Filter the records below for the word "desarrollo". Copy each line that holds it.

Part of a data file
——————————
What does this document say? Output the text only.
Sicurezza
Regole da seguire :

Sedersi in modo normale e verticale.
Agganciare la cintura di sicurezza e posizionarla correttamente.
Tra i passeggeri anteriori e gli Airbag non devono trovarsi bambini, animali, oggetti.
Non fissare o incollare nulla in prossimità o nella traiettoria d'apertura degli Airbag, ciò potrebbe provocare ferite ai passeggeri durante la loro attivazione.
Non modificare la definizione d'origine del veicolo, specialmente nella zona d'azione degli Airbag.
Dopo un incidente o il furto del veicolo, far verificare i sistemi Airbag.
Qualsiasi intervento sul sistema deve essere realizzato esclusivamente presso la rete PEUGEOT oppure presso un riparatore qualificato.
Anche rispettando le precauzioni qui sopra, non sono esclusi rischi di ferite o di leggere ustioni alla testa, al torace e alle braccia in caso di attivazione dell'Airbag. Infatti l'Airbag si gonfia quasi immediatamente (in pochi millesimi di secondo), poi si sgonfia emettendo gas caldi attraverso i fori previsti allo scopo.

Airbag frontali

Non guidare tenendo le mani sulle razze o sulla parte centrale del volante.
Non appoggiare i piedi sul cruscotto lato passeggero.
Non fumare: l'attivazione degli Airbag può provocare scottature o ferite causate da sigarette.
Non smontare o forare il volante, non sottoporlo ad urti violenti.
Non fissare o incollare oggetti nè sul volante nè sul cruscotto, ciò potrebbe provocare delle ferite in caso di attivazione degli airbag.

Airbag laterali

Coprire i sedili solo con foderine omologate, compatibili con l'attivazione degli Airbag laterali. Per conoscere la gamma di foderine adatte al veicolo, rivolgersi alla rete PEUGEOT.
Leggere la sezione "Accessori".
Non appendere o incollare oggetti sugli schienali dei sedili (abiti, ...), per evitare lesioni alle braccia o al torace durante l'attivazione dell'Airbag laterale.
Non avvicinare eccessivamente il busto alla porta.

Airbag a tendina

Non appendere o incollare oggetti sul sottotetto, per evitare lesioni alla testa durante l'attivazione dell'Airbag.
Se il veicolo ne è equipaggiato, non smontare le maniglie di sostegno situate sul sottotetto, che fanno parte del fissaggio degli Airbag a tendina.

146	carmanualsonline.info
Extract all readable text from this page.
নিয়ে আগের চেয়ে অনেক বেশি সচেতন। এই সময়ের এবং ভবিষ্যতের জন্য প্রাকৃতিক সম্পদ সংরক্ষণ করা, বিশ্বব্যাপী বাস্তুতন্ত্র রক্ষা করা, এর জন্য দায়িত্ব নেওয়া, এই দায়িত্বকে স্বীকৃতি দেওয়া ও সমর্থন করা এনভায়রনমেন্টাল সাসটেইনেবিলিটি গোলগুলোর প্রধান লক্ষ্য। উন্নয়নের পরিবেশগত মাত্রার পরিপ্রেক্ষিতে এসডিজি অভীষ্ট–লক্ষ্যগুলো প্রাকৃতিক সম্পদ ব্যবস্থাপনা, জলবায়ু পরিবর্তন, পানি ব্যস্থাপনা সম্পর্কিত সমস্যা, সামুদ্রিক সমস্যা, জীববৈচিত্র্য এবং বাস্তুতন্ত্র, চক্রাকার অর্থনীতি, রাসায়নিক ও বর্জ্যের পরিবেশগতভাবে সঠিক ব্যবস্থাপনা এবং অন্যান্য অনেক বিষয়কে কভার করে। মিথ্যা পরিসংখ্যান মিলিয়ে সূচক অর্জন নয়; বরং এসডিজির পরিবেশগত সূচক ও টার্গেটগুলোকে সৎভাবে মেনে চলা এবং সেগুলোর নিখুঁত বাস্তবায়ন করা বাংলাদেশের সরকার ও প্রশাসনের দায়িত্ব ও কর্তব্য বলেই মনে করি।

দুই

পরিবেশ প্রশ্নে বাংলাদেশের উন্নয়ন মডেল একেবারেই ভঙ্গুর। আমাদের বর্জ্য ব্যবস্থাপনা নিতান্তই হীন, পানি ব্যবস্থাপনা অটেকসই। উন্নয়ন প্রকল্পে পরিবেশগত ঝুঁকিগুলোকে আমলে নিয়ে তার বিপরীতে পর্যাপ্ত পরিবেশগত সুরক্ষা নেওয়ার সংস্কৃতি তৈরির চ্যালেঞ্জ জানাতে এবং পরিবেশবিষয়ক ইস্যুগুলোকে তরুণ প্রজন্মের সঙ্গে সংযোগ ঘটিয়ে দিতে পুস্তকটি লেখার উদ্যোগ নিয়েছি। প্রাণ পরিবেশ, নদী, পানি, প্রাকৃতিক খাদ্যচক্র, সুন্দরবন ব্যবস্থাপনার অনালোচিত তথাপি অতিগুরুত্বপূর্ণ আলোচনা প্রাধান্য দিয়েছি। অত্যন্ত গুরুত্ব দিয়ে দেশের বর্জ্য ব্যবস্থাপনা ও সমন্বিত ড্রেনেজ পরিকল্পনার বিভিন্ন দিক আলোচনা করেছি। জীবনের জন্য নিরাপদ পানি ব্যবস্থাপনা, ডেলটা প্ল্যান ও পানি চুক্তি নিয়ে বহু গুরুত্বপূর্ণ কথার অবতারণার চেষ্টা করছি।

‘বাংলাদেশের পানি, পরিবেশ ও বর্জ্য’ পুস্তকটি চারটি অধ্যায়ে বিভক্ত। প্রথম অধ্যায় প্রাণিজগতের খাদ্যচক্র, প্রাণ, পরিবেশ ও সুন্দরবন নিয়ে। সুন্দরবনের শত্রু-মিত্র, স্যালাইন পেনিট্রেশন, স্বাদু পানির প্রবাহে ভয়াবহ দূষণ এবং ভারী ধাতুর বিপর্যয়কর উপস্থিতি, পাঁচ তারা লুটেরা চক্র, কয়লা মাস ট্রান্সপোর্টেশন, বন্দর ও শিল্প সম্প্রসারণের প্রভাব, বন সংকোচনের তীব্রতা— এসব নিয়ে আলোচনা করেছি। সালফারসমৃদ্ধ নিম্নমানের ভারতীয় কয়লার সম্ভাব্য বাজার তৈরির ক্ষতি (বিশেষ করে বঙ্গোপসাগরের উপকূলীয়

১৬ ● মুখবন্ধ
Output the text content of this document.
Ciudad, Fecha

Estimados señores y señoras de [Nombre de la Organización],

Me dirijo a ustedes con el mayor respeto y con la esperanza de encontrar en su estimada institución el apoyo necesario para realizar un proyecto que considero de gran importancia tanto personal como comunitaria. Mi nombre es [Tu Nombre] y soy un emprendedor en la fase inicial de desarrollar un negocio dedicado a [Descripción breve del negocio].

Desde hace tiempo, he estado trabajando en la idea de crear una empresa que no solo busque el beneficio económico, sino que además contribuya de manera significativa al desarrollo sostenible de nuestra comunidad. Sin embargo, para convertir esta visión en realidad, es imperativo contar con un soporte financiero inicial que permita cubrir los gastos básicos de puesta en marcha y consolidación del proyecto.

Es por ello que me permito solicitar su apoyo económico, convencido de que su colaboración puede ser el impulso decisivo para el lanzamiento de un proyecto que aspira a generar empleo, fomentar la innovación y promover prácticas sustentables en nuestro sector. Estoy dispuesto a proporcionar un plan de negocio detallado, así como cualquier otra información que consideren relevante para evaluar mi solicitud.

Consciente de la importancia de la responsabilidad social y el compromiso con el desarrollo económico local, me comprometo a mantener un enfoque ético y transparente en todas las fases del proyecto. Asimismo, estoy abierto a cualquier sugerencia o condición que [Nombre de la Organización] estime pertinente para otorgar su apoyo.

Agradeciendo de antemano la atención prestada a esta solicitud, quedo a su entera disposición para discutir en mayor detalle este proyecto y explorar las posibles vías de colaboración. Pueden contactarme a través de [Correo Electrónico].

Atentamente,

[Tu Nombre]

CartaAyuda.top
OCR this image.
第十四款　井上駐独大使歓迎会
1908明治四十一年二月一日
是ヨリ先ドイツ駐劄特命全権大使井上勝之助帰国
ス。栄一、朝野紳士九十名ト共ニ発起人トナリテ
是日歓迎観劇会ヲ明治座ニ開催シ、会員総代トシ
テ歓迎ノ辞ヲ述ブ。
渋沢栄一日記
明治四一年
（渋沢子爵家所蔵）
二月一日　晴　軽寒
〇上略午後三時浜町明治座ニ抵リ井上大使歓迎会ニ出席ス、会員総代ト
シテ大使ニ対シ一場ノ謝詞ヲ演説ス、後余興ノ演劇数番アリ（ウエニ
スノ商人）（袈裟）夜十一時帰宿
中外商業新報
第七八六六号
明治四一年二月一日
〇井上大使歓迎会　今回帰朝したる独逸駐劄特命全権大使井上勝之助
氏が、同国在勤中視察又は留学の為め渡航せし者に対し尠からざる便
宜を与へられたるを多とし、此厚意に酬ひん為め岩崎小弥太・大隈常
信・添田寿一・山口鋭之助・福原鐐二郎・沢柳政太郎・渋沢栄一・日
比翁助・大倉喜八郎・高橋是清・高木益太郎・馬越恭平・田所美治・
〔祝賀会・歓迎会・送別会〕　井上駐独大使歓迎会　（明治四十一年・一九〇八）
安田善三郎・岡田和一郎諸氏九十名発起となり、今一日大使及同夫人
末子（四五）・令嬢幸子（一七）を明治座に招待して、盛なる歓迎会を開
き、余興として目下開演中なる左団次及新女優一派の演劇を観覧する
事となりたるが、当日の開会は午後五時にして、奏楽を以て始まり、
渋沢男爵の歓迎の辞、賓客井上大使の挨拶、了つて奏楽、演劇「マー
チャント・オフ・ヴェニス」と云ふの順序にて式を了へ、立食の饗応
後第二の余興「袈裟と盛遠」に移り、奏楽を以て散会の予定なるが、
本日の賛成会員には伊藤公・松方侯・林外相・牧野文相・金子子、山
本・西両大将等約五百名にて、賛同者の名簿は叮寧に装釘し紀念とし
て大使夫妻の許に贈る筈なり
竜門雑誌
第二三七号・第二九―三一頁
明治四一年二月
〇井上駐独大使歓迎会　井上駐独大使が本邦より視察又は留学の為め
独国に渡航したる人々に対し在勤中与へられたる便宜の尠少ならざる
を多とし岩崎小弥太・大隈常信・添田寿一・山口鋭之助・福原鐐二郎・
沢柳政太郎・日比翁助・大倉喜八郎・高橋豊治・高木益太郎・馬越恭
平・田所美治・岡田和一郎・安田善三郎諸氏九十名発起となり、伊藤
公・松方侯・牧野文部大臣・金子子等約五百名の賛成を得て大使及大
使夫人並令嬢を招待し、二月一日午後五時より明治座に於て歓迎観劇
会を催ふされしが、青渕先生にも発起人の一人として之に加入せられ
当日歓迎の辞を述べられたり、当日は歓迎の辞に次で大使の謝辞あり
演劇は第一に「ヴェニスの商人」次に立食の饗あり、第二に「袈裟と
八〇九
——————————
* _Written solution_:
Desde hace tiempo, he estado trabajando en la idea de crear una empresa que no solo busque el beneficio económico, sino que además contribuya de manera significativa al desarrollo sostenible de nuestra comunidad. Sin embargo, para convertir esta visión en realidad, es imperativo contar con un soporte financiero inicial que permita cubrir los gastos básicos de puesta en marcha y consolidación del proyecto.
Consciente de la importancia de la responsabilidad social y el compromiso con el desarrollo económico local, me comprometo a mantener un enfoque ético y transparente en todas las fases del proyecto. Asimismo, estoy abierto a cualquier sugerencia o condición que [Nombre de la Organización] estime pertinente para otorgar su apoyo.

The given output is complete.